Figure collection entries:
+ + + + + + +

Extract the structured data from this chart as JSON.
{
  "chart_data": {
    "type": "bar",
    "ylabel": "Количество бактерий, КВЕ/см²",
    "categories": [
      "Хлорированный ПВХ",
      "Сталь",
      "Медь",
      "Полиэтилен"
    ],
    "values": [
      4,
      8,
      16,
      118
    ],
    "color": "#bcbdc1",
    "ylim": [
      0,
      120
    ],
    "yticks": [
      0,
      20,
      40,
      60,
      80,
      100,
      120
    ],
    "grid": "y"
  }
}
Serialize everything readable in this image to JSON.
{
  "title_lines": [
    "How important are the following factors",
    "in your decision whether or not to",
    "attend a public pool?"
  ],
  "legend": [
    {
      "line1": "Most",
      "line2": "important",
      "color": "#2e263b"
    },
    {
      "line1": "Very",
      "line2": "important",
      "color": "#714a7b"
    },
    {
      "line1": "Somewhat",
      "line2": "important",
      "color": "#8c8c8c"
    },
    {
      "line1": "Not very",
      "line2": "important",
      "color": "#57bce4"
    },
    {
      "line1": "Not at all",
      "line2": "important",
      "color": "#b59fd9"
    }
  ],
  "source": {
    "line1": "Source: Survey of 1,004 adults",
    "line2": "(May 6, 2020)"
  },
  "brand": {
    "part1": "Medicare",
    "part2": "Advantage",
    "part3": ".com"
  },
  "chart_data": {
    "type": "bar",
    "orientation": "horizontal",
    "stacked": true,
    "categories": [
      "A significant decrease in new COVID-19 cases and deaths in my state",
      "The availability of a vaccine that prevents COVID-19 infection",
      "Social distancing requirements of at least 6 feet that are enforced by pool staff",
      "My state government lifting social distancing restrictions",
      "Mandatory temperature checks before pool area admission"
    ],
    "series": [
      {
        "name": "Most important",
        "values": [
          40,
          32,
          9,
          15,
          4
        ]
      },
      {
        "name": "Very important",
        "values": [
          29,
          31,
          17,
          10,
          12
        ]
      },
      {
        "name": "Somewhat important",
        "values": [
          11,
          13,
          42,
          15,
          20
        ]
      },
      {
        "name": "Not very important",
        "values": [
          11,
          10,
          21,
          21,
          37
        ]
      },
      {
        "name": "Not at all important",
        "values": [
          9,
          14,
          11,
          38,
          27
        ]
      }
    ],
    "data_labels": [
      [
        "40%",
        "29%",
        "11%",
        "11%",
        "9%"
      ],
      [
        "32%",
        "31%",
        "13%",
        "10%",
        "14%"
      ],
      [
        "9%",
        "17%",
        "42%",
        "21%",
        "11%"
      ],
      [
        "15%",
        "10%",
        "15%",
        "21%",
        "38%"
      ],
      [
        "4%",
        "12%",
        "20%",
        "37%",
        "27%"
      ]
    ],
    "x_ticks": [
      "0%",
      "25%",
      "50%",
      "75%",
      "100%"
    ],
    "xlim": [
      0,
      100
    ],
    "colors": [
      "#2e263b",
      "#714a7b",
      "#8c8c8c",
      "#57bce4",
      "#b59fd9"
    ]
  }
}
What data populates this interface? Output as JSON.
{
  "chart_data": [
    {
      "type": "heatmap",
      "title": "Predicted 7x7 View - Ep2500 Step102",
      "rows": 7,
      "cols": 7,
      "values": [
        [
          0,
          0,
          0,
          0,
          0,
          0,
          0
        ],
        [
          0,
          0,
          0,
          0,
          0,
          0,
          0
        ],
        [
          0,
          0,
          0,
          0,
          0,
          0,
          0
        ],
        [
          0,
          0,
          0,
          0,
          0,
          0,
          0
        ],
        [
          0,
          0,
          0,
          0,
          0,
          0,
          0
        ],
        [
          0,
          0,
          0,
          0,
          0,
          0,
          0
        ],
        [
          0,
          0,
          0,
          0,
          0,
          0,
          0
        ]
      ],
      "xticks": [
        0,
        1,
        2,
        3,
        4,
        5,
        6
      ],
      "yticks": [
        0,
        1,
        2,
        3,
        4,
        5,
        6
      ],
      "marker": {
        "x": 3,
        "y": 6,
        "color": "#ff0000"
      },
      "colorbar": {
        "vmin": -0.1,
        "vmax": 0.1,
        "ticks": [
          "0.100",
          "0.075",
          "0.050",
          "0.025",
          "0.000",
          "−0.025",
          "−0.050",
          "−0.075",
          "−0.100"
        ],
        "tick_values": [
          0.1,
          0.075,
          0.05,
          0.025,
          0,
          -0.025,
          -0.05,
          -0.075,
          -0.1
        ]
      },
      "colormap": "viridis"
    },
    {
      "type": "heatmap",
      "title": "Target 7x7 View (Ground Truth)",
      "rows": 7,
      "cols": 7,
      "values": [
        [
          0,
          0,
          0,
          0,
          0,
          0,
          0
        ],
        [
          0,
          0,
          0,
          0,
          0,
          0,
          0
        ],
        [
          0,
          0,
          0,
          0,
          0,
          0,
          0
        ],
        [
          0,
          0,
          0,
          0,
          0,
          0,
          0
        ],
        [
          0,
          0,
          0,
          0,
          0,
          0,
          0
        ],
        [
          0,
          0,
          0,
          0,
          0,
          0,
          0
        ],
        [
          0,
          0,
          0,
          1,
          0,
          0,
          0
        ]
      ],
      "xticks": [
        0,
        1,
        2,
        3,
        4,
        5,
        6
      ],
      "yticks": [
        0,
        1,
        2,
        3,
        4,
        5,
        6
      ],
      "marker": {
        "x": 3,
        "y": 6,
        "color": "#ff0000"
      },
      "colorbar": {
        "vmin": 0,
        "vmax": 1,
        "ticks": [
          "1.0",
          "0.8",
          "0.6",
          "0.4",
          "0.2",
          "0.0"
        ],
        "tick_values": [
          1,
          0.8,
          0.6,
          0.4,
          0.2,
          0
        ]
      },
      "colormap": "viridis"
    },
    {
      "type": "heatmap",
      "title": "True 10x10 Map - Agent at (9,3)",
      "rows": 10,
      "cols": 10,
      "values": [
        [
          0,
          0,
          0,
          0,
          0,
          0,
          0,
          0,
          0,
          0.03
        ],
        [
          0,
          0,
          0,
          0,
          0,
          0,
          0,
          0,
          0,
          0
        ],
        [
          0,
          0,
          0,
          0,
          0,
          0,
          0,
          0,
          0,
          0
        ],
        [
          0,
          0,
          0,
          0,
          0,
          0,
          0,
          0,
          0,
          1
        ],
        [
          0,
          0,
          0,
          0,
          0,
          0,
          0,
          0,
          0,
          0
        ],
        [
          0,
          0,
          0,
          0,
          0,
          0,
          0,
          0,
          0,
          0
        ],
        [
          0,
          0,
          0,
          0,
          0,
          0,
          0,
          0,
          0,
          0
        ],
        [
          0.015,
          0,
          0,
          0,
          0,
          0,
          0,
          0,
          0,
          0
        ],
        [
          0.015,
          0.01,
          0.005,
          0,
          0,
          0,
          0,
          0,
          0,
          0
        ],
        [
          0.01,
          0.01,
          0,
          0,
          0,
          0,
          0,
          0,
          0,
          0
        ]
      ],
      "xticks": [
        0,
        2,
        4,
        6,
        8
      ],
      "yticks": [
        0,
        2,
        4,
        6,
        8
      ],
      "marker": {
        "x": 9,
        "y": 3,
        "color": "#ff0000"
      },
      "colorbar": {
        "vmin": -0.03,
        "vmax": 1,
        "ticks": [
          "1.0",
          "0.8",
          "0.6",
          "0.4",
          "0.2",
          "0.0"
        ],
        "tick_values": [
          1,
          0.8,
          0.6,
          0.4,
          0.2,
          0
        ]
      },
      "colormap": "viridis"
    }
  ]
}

+ + + + + + +

TASK TO CARRY OUT: Using the records above, find and show each line with the string "View".

THE SOLUTION:
      "title": "Predicted 7x7 View - Ep2500 Step102",
      "title": "Target 7x7 View (Ground Truth)",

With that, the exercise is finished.